> Set problem: Return a copy of every line in the records that includes the word "Months".

::: Data supplied :::

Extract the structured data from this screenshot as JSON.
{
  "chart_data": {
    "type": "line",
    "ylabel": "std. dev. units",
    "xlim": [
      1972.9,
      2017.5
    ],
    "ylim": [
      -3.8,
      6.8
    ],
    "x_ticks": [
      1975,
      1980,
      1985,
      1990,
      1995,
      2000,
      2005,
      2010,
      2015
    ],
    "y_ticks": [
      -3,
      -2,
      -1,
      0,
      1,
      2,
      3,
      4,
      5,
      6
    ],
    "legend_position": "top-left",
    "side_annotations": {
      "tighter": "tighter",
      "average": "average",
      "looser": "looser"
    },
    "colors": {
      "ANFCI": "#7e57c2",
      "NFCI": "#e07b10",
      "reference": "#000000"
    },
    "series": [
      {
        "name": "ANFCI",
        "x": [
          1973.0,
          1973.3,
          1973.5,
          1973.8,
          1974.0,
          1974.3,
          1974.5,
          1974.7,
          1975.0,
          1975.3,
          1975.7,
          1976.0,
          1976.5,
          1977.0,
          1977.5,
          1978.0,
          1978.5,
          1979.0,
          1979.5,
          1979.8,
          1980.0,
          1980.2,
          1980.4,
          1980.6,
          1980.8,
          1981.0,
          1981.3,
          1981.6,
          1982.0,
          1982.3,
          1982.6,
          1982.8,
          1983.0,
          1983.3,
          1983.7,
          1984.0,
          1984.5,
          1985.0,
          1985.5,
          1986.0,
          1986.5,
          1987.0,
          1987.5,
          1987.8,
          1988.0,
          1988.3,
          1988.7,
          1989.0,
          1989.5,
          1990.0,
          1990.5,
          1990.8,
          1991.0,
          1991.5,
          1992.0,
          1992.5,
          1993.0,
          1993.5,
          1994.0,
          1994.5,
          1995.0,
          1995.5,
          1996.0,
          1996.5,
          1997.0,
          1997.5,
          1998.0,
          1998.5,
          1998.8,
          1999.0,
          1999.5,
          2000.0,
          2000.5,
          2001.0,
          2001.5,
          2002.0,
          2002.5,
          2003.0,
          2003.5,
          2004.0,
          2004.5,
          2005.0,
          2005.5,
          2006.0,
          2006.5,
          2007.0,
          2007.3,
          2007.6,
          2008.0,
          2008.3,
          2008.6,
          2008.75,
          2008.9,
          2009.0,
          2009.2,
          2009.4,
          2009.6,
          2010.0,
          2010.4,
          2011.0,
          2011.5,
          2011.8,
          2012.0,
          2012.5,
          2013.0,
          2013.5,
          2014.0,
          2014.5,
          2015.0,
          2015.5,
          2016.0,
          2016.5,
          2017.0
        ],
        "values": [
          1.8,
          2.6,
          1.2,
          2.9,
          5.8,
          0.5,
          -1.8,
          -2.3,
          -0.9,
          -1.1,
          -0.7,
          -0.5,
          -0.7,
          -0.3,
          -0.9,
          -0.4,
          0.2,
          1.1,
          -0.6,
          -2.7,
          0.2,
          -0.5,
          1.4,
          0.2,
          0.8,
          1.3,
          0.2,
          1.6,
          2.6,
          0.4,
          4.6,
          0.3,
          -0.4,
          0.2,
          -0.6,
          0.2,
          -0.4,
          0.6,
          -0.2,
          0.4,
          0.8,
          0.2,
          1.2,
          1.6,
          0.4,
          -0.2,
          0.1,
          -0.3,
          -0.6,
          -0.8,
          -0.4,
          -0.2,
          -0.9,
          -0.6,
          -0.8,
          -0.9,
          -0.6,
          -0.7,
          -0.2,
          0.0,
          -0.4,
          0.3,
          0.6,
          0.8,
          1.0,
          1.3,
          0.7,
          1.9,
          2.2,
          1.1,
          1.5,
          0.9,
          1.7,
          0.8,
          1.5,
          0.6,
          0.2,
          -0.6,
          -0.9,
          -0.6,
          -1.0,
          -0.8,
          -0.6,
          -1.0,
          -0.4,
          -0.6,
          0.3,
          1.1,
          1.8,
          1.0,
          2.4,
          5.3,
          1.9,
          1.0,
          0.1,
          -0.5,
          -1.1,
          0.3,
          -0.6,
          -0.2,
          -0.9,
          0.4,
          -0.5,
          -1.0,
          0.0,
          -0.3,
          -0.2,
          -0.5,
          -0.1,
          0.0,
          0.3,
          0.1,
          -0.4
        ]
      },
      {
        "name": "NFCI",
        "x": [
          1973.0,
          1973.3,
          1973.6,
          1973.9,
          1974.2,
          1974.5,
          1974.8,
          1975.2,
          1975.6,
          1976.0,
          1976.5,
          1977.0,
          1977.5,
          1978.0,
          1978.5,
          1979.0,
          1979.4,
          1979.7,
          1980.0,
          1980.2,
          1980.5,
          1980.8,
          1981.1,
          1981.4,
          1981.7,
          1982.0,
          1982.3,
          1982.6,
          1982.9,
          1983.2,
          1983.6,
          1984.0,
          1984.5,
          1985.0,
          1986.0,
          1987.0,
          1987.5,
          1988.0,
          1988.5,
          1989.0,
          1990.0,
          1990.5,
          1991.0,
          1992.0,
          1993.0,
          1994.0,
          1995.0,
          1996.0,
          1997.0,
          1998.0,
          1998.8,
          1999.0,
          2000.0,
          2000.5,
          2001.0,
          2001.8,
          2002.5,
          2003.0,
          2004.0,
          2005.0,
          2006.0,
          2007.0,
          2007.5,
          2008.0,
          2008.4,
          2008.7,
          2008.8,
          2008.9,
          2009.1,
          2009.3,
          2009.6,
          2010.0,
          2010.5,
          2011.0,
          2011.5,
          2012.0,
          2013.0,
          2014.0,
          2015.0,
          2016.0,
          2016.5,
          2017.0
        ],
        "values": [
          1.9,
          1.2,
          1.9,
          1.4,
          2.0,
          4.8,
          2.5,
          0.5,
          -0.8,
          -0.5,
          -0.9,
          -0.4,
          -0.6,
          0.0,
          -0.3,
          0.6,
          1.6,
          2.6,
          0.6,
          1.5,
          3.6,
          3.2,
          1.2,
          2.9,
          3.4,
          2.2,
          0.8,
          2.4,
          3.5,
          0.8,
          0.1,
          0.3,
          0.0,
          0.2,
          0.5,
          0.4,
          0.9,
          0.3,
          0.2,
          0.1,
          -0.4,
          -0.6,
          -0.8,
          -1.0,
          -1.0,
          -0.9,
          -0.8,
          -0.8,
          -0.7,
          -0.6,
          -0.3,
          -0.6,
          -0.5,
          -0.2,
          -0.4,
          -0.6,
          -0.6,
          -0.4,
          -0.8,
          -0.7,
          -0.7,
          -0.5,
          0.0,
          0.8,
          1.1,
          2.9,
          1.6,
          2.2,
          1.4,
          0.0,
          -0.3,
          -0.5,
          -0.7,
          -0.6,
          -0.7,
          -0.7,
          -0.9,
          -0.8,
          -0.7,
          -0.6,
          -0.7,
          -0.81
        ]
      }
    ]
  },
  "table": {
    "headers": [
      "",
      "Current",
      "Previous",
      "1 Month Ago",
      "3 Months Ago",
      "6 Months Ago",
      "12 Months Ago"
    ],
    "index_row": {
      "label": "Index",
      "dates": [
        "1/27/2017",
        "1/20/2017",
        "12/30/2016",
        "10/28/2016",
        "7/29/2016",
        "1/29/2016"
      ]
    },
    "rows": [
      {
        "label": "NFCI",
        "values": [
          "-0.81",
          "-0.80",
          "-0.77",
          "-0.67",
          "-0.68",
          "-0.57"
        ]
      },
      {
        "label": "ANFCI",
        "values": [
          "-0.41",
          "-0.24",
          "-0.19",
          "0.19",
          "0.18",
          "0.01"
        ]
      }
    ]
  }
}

:::

> Output for this exercise:
      "3 Months Ago",
      "6 Months Ago",
      "12 Months Ago"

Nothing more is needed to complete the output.